* **REQUIREMENT**: Return the lines starting with the one that contains "price-unit: ea <box>599 1243 627 1271</box>" and ending with the one that contains "advertised-badge: ADVERTISED SPECIAL <box>422 24", copied exactly and including both end lines.

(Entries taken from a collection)
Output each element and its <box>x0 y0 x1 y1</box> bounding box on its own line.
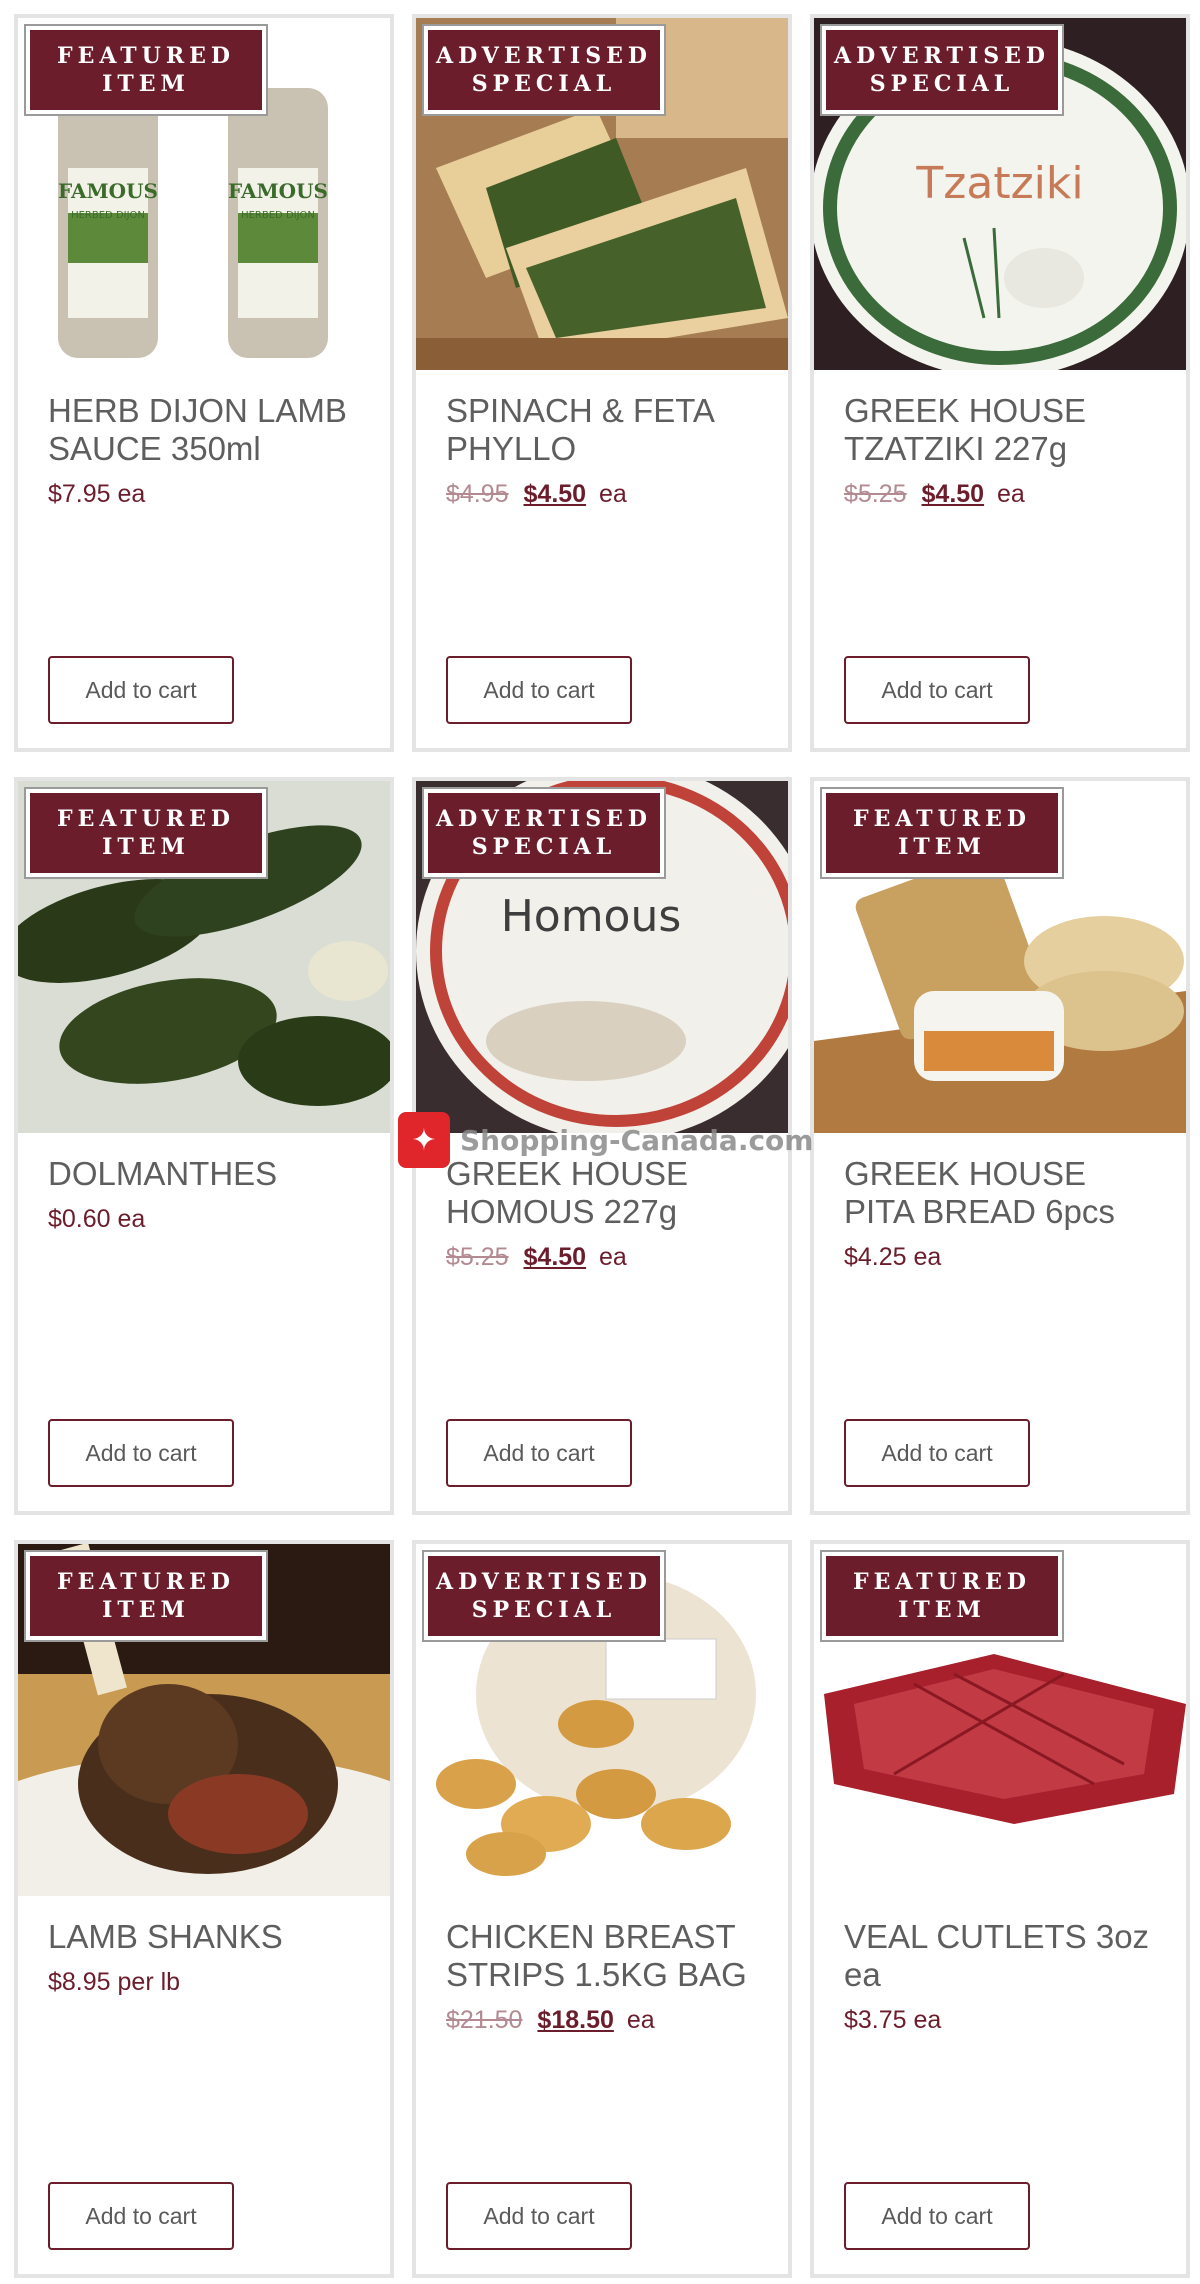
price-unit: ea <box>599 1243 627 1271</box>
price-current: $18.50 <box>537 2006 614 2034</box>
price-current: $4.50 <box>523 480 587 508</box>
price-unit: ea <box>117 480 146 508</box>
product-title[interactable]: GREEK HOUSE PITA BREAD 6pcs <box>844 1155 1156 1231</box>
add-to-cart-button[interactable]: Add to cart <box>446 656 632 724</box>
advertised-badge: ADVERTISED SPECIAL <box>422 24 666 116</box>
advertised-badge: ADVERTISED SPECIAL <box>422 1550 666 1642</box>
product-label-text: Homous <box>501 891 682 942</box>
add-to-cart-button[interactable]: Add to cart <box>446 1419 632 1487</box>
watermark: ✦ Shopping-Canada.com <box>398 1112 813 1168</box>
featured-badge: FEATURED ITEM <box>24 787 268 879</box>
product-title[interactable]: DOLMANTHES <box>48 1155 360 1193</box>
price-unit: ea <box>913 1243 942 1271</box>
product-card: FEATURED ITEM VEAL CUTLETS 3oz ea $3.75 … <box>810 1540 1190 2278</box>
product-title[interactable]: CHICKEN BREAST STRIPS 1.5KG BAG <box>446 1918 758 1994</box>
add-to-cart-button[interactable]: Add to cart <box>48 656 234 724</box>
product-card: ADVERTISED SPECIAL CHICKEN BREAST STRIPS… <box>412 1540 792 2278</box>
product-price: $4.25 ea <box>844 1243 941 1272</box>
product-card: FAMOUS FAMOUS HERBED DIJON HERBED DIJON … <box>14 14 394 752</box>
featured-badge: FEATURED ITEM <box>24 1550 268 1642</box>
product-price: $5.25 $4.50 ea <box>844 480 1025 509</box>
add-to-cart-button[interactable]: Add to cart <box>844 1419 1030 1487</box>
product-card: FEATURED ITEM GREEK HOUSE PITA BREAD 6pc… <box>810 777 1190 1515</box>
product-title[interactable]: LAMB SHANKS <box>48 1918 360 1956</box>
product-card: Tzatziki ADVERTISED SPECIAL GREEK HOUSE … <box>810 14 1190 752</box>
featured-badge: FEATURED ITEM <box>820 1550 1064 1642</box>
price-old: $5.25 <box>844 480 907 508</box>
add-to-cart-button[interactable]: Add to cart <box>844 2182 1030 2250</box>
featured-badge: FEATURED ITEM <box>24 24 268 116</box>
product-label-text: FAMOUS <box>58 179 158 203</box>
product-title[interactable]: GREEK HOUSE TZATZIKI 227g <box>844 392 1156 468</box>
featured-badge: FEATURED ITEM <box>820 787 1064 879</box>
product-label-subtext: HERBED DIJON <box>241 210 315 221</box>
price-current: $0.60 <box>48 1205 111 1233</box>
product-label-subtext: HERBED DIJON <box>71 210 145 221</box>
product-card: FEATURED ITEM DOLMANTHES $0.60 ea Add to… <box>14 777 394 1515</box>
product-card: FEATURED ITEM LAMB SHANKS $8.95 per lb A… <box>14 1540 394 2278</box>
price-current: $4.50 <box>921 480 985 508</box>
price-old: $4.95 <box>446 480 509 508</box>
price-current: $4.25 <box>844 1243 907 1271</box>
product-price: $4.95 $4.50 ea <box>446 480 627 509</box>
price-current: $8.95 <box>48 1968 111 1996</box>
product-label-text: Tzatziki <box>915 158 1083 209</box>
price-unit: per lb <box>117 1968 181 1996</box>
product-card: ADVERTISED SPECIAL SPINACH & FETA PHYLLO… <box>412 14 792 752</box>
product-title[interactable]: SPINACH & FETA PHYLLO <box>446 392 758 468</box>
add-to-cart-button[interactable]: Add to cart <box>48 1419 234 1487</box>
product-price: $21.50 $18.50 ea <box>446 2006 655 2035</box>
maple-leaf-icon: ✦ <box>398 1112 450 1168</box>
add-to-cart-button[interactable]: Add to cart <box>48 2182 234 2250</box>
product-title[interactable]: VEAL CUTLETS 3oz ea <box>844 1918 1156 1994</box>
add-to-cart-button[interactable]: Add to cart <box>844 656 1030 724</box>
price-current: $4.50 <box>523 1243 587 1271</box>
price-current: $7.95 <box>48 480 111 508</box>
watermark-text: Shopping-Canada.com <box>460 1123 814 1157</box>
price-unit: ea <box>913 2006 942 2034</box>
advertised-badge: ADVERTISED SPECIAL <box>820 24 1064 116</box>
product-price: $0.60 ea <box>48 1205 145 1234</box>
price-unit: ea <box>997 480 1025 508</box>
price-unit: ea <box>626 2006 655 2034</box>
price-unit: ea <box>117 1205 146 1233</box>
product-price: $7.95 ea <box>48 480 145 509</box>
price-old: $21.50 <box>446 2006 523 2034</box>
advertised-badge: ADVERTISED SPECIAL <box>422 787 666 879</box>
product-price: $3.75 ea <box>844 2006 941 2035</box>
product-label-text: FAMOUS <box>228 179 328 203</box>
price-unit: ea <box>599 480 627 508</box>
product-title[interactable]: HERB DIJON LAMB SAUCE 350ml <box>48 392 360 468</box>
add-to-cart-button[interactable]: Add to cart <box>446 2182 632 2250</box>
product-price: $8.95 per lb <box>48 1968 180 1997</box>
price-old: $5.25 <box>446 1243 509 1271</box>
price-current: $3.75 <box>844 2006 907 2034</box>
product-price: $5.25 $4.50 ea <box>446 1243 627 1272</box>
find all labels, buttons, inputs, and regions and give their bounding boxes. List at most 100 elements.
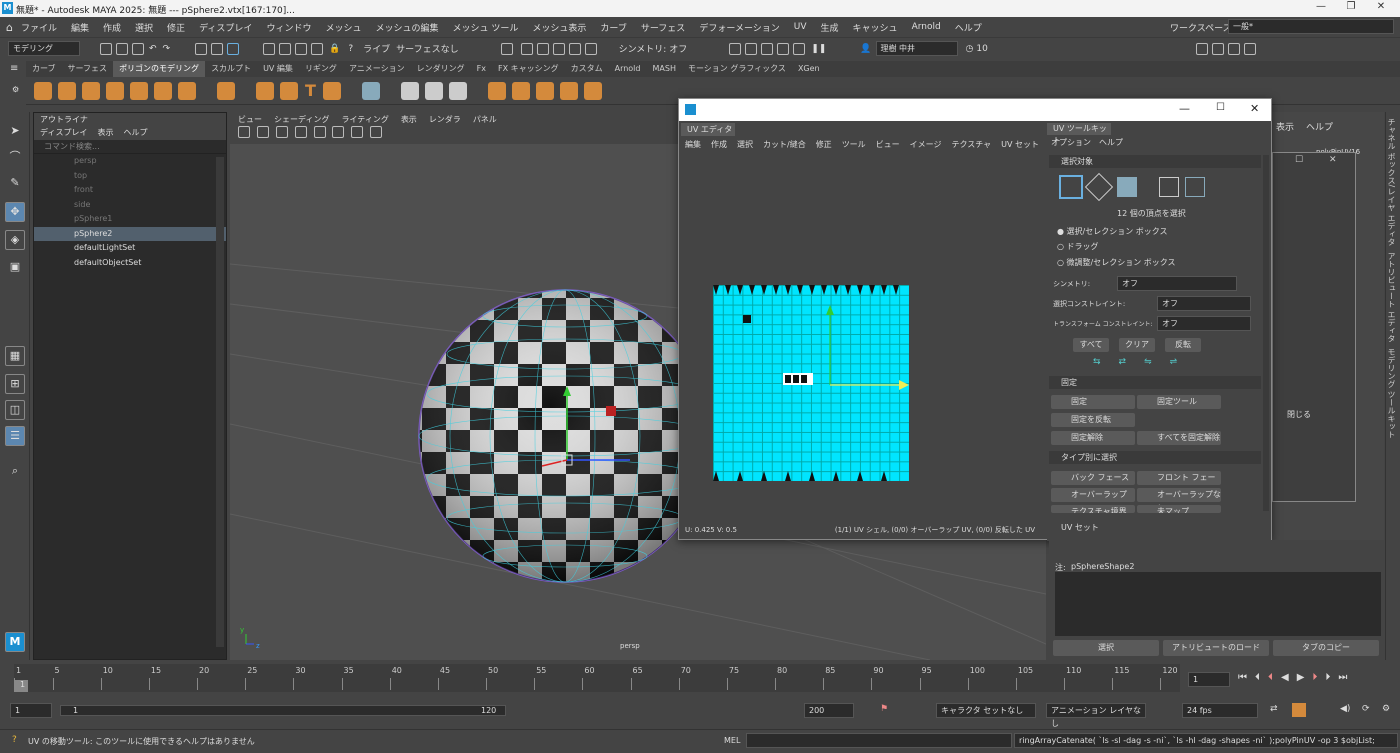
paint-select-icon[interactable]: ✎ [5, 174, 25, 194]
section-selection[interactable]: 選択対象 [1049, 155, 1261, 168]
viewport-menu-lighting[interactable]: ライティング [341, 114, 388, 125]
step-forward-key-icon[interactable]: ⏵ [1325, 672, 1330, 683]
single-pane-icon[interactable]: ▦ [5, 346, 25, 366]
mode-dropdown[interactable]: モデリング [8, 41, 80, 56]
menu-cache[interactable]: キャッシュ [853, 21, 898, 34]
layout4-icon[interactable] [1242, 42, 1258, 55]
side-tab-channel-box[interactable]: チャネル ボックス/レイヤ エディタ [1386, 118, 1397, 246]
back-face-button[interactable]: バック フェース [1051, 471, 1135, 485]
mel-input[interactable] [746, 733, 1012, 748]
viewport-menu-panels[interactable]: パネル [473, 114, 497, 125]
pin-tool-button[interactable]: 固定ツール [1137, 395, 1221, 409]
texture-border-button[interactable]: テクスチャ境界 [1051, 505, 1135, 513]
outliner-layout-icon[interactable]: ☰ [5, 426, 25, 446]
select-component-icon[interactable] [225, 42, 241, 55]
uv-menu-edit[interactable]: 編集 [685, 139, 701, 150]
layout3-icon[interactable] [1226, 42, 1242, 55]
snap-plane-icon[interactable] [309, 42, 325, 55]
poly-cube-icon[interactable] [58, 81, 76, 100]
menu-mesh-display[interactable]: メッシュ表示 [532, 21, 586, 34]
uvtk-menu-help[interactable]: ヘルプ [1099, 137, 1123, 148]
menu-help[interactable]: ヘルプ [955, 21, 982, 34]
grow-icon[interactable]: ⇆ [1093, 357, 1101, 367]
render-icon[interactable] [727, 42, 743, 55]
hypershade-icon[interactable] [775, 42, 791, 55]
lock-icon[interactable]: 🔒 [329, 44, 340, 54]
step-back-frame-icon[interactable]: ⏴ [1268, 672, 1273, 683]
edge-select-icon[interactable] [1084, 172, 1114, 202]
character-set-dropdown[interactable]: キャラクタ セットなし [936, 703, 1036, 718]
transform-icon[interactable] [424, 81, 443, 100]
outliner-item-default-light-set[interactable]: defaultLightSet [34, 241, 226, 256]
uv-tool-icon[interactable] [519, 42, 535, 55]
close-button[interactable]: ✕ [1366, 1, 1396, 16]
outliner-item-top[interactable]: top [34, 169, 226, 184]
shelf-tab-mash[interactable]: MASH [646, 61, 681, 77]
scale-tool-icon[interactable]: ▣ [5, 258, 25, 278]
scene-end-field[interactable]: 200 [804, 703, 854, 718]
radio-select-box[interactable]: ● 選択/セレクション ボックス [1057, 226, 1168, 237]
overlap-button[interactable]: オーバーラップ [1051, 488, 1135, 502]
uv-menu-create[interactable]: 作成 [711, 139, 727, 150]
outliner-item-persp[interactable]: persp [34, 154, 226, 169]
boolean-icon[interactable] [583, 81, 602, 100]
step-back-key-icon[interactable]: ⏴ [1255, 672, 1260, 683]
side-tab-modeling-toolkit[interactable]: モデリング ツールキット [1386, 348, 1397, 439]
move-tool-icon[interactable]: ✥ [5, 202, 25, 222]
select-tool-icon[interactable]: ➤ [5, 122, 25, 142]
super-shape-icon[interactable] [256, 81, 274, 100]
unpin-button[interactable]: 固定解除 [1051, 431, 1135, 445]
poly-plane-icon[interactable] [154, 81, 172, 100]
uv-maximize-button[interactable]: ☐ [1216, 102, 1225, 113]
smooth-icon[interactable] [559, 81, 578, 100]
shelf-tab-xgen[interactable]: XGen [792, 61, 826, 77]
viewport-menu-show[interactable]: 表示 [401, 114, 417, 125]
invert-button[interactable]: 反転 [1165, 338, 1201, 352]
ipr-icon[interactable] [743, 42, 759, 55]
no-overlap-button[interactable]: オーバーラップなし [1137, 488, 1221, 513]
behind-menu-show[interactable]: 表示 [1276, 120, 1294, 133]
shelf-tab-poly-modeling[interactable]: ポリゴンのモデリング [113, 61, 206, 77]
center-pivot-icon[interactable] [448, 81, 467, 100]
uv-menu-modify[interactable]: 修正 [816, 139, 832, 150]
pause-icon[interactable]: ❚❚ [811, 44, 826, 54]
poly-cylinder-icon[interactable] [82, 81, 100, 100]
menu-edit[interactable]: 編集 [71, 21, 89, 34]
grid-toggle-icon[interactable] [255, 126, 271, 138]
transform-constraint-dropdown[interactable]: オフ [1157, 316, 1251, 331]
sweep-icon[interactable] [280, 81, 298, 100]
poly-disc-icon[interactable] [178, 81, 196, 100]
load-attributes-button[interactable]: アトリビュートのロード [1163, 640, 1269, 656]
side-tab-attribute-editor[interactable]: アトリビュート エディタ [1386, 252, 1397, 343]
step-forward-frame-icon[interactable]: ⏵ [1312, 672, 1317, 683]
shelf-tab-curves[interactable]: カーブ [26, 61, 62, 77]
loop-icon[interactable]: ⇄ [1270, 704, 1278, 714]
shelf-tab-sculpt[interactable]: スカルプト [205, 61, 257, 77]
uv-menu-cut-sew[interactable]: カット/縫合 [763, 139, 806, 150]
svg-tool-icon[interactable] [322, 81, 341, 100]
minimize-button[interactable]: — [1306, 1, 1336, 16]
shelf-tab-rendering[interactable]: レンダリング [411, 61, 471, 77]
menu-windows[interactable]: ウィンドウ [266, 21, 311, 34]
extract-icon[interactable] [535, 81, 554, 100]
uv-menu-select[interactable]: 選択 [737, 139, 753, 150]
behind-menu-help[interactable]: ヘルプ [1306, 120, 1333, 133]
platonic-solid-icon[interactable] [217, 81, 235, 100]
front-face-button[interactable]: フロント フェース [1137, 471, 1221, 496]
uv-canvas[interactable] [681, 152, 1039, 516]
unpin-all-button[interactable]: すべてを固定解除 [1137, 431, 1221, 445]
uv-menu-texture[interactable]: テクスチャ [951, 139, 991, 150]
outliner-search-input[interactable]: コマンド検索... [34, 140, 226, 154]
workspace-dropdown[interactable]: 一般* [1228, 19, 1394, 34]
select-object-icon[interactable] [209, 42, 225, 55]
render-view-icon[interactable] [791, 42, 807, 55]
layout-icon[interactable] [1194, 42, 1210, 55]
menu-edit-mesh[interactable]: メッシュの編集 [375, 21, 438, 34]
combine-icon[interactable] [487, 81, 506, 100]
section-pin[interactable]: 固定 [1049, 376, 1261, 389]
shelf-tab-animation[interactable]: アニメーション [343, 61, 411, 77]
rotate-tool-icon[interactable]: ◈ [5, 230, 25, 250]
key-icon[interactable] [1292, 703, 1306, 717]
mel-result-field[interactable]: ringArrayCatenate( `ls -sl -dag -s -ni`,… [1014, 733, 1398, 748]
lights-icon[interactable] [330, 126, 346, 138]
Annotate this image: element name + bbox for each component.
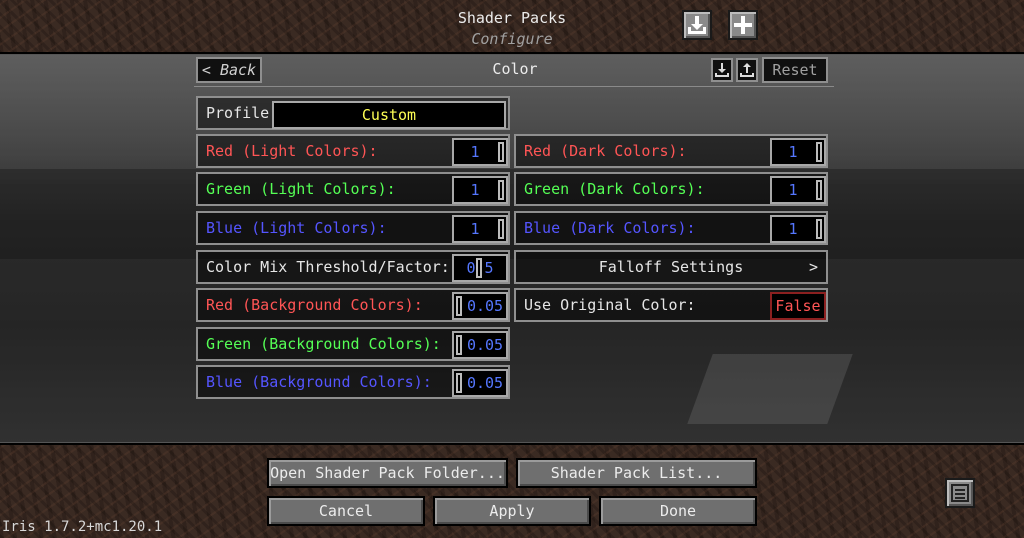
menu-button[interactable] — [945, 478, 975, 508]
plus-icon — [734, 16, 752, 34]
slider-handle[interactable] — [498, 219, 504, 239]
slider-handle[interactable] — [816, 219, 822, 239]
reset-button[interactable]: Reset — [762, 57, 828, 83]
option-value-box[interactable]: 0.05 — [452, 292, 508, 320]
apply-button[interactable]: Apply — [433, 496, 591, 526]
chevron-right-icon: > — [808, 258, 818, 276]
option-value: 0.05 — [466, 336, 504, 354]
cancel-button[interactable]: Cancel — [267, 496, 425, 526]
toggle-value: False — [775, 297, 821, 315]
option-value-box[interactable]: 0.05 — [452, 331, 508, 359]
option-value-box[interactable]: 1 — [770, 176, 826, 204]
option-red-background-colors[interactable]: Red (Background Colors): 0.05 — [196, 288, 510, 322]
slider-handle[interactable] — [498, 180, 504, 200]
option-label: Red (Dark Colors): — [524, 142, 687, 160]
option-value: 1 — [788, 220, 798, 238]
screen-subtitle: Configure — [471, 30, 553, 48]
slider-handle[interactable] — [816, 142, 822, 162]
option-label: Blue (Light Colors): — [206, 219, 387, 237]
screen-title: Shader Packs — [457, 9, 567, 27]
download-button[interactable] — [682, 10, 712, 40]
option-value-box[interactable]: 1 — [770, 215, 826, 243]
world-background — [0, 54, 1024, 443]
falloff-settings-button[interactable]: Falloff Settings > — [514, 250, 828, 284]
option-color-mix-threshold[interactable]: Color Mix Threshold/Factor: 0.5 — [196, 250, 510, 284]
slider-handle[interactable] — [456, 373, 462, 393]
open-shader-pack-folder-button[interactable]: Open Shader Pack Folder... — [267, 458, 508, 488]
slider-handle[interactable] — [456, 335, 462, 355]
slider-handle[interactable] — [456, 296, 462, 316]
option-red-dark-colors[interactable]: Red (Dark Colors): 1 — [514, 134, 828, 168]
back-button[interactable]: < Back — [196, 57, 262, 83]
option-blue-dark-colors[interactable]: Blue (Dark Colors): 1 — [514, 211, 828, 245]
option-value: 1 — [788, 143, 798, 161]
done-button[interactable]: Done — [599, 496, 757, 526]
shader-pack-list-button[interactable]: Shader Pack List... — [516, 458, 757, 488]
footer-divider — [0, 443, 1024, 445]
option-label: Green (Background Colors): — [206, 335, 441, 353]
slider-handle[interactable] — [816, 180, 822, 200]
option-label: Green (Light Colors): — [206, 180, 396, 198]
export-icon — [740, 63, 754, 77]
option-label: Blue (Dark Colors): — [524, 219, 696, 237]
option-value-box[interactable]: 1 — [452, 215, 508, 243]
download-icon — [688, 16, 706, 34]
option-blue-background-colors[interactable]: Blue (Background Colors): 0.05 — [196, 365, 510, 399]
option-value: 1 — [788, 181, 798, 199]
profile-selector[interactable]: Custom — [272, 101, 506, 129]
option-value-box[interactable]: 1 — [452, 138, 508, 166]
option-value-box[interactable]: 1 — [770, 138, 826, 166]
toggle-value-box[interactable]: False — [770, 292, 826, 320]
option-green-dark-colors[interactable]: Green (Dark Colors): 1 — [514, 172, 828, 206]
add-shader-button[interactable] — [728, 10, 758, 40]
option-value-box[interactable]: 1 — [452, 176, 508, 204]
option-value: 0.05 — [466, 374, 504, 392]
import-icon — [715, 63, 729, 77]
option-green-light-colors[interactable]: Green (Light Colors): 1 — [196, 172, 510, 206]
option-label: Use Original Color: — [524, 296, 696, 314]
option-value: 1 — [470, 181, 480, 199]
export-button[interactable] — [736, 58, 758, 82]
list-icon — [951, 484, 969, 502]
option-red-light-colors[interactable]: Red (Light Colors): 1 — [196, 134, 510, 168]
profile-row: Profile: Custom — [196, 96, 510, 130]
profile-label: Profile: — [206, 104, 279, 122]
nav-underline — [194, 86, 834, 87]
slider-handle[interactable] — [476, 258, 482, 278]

* **TASK RESULT**:
price-unit: ea <box>599 1243 627 1271</box>
price-current: $18.50 <box>537 2006 614 2034</box>
price-current: $4.50 <box>523 480 587 508</box>
price-unit: ea <box>117 480 146 508</box>
product-title[interactable]: GREEK HOUSE PITA BREAD 6pcs <box>844 1155 1156 1231</box>
add-to-cart-button[interactable]: Add to cart <box>446 656 632 724</box>
advertised-badge: ADVERTISED SPECIAL <box>422 24 666 116</box>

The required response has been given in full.